-- begin --

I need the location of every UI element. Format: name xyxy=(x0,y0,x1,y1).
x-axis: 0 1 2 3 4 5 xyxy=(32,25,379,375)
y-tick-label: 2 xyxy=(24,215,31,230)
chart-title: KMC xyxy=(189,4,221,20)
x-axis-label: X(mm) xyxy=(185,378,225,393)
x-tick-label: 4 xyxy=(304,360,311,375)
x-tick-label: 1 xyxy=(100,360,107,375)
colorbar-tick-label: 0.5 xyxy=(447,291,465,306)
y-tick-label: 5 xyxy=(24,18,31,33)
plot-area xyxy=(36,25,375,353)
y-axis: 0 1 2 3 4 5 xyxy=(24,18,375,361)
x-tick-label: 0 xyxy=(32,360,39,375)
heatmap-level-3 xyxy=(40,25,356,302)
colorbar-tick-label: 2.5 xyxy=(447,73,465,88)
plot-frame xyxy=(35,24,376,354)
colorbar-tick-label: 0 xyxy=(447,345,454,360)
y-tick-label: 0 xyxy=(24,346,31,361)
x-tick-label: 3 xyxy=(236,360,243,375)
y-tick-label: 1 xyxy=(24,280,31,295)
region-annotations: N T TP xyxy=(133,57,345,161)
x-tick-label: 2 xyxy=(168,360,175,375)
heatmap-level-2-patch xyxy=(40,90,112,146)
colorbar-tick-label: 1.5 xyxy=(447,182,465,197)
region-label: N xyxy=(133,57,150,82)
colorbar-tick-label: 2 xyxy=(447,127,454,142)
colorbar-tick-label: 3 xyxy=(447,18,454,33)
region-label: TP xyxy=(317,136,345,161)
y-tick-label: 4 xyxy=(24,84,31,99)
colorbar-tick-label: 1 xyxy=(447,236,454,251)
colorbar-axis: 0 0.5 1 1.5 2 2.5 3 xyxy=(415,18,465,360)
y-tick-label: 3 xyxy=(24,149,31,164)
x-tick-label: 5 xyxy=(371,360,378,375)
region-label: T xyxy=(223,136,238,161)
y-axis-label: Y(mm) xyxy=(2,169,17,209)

-- end --
-- begin --

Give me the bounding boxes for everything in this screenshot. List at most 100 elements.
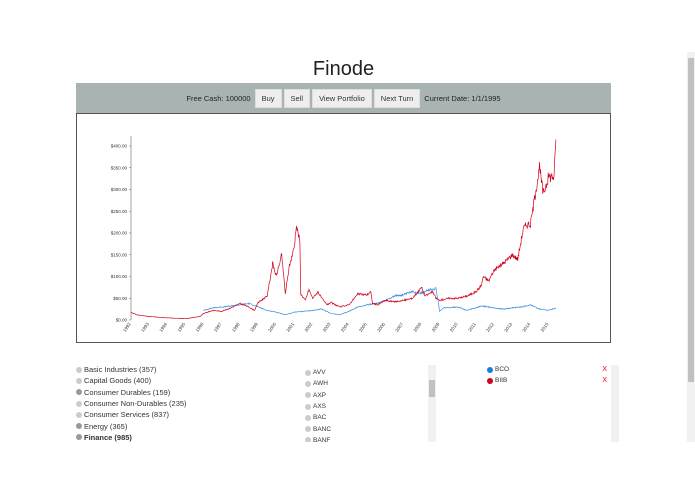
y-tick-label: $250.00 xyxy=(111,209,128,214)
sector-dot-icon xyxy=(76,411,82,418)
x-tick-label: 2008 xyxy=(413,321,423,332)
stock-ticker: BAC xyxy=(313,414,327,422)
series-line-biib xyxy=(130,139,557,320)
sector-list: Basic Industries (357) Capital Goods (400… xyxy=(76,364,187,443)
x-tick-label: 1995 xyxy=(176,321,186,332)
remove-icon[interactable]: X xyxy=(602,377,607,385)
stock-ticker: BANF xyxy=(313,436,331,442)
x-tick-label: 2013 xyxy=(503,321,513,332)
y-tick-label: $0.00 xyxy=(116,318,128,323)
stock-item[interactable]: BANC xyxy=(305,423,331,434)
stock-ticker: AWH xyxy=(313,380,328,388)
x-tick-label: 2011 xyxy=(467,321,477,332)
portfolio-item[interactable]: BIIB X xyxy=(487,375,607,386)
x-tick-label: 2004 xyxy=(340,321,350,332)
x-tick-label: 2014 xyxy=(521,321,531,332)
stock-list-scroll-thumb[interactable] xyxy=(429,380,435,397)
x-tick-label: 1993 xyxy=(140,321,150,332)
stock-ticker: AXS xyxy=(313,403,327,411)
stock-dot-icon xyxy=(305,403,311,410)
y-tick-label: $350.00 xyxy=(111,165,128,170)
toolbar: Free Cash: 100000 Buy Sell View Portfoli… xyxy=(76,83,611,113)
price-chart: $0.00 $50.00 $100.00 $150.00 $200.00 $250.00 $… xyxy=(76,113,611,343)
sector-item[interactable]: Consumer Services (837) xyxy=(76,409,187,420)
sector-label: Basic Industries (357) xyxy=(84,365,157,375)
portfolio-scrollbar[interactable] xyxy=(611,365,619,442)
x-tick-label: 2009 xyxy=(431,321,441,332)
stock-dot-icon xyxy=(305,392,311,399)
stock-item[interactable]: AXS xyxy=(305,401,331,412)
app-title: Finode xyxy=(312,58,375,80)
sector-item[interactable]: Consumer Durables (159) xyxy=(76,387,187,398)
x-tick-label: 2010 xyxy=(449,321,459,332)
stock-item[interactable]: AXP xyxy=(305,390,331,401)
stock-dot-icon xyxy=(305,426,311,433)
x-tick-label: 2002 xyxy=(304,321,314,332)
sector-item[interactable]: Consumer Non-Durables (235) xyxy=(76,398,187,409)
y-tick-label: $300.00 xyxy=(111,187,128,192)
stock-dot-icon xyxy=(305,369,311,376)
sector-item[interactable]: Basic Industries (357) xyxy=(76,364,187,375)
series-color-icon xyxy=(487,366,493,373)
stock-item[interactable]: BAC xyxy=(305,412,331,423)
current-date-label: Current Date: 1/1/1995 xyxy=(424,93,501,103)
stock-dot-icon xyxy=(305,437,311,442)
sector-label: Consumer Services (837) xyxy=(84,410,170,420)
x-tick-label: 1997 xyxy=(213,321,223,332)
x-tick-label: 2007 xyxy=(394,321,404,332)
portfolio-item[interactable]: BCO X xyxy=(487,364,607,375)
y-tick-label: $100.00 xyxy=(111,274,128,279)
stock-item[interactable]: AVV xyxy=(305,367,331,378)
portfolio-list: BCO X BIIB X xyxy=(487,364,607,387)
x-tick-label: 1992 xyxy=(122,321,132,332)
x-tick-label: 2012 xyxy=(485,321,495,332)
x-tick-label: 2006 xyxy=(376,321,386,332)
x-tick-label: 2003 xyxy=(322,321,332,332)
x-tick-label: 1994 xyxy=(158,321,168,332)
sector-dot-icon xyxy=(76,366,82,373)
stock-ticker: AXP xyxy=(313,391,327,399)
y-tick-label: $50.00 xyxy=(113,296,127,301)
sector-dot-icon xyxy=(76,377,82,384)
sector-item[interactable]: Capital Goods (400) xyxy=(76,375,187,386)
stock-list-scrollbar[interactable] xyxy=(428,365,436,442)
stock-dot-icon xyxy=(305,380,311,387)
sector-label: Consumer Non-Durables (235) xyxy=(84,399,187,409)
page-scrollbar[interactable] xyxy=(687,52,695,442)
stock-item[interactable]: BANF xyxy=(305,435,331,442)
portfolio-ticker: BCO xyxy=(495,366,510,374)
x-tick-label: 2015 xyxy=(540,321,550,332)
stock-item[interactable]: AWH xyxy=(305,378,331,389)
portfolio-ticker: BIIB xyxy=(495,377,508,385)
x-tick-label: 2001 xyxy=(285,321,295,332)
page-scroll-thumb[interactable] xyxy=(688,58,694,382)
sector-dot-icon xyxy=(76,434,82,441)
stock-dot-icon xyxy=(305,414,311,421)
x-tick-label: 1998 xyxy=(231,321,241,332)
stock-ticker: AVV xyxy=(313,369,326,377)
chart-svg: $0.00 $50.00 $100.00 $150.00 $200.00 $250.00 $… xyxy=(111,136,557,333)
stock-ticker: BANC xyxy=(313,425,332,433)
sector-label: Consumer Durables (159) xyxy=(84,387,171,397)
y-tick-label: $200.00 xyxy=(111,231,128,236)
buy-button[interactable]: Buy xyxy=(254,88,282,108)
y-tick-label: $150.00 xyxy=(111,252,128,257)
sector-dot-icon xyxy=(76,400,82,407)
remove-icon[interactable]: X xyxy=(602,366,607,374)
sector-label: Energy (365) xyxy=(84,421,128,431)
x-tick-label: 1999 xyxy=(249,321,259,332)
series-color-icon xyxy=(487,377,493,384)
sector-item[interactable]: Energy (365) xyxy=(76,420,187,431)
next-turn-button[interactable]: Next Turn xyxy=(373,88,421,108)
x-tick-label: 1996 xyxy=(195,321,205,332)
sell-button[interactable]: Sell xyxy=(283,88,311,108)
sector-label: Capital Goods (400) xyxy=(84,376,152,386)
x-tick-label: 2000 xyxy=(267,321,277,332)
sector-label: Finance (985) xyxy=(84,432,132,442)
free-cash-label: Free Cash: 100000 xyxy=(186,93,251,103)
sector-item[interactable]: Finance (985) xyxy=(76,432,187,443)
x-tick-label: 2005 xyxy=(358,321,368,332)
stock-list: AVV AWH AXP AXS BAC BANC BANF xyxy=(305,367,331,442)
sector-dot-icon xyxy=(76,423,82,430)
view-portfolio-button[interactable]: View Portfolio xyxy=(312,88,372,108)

-- end --

-- YOUR INSTRUCTIONS --
Return the material unchanged, starting at the line that contains "I need the location" and ending after the line that contains "heatmap-level-3 xyxy=(40,25,356,302)".

-- EXERCISE RESPONSE --
I need the location of every UI element. Format: name xyxy=(x0,y0,x1,y1).
x-axis: 0 1 2 3 4 5 xyxy=(32,25,379,375)
y-tick-label: 2 xyxy=(24,215,31,230)
chart-title: KMC xyxy=(189,4,221,20)
x-axis-label: X(mm) xyxy=(185,378,225,393)
x-tick-label: 4 xyxy=(304,360,311,375)
x-tick-label: 1 xyxy=(100,360,107,375)
colorbar-tick-label: 0.5 xyxy=(447,291,465,306)
y-tick-label: 5 xyxy=(24,18,31,33)
plot-area xyxy=(36,25,375,353)
y-axis: 0 1 2 3 4 5 xyxy=(24,18,375,361)
x-tick-label: 0 xyxy=(32,360,39,375)
heatmap-level-3 xyxy=(40,25,356,302)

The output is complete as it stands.